(Data entries)
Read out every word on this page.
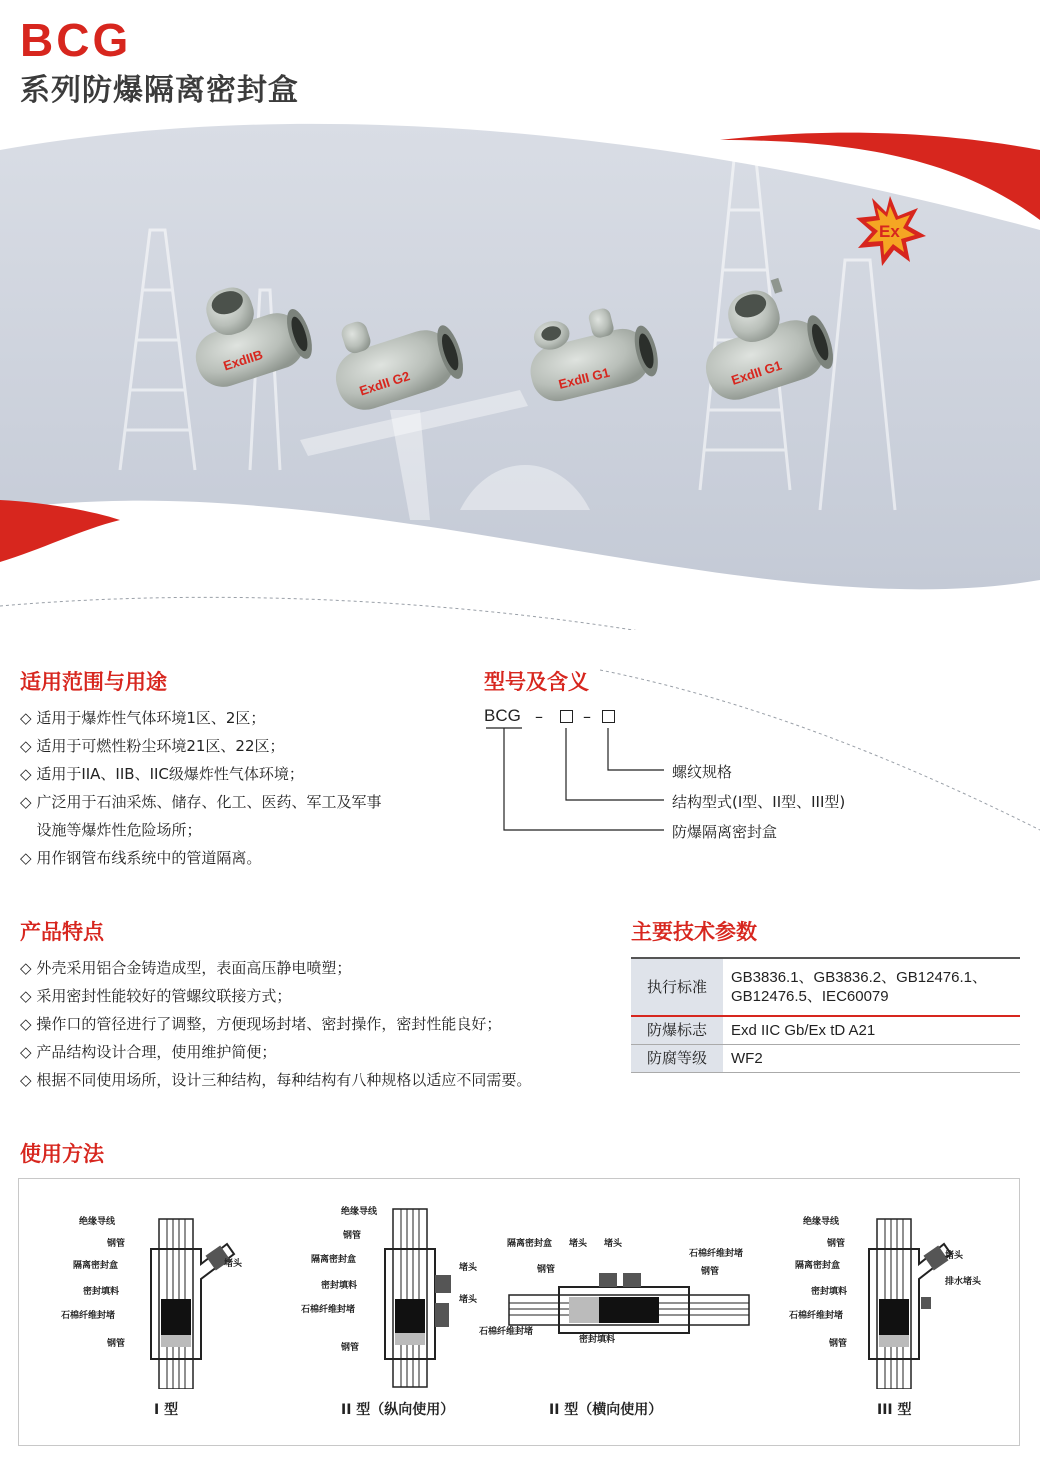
BCG
系列防爆隔离密封盒
Ex
ExdIIB
ExdII G2	ExdII G1	ExdII G1
适用范围与用途
◇ 适用于爆炸性气体环境1区、2区；
◇ 适用于可燃性粉尘环境21区、22区；
◇ 适用于IIA、IIB、IIC级爆炸性气体环境；
◇ 广泛用于石油采炼、储存、化工、医药、军工及军事
设施等爆炸性危险场所；
◇ 用作钢管布线系统中的管道隔离。
型号及含义
BCG –	–
螺纹规格
结构型式(I型、II型、III型)
防爆隔离密封盒
产品特点
◇ 外壳采用铝合金铸造成型，表面高压静电喷塑；
◇ 采用密封性能较好的管螺纹联接方式；
◇ 操作口的管径进行了调整，方便现场封堵、密封操作，密封性能良好；
◇ 产品结构设计合理，使用维护简便；
◇ 根据不同使用场所，设计三种结构，每种结构有八种规格以适应不同需要。
主要技术参数
执行标准	GB3836.1、GB3836.2、GB12476.1、GB12476.5、IEC60079
防爆标志	Exd IIC Gb/Ex tD A21
防腐等级	WF2
使用方法
绝缘导线
钢管
隔离密封盒
密封填料
石棉纤维封堵
钢管
堵头
I 型
绝缘导线
钢管
隔离密封盒
密封填料
石棉纤维封堵
钢管
堵头
堵头
II 型（纵向使用）
隔离密封盒 堵头 堵头
石棉纤维封堵
钢管	钢管
石棉纤维封堵
密封填料
II 型（横向使用）
绝缘导线
钢管
隔离密封盒
密封填料
石棉纤维封堵
钢管
堵头
排水堵头
III 型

EXERCISE AIM: Reproduce the whole listing above word for word, but not its pictures.

RESPONSE FOR THIS EXERCISE:
Read out every word on this page.
BCG
系列防爆隔离密封盒
Ex
ExdIIB
ExdII G2	ExdII G1	ExdII G1
适用范围与用途
◇ 适用于爆炸性气体环境1区、2区；
◇ 适用于可燃性粉尘环境21区、22区；
◇ 适用于IIA、IIB、IIC级爆炸性气体环境；
◇ 广泛用于石油采炼、储存、化工、医药、军工及军事
设施等爆炸性危险场所；
◇ 用作钢管布线系统中的管道隔离。
型号及含义
BCG –	–
螺纹规格
结构型式(I型、II型、III型)
防爆隔离密封盒
产品特点
◇ 外壳采用铝合金铸造成型，表面高压静电喷塑；
◇ 采用密封性能较好的管螺纹联接方式；
◇ 操作口的管径进行了调整，方便现场封堵、密封操作，密封性能良好；
◇ 产品结构设计合理，使用维护简便；
◇ 根据不同使用场所，设计三种结构，每种结构有八种规格以适应不同需要。
主要技术参数
执行标准	GB3836.1、GB3836.2、GB12476.1、GB12476.5、IEC60079
防爆标志	Exd IIC Gb/Ex tD A21
防腐等级	WF2
使用方法
绝缘导线
钢管
隔离密封盒
密封填料
石棉纤维封堵
钢管
堵头
I 型
绝缘导线
钢管
隔离密封盒
密封填料
石棉纤维封堵
钢管
堵头
堵头
II 型（纵向使用）
隔离密封盒 堵头 堵头
石棉纤维封堵
钢管	钢管
石棉纤维封堵
密封填料
II 型（横向使用）
绝缘导线
钢管
隔离密封盒
密封填料
石棉纤维封堵
钢管
堵头
排水堵头
III 型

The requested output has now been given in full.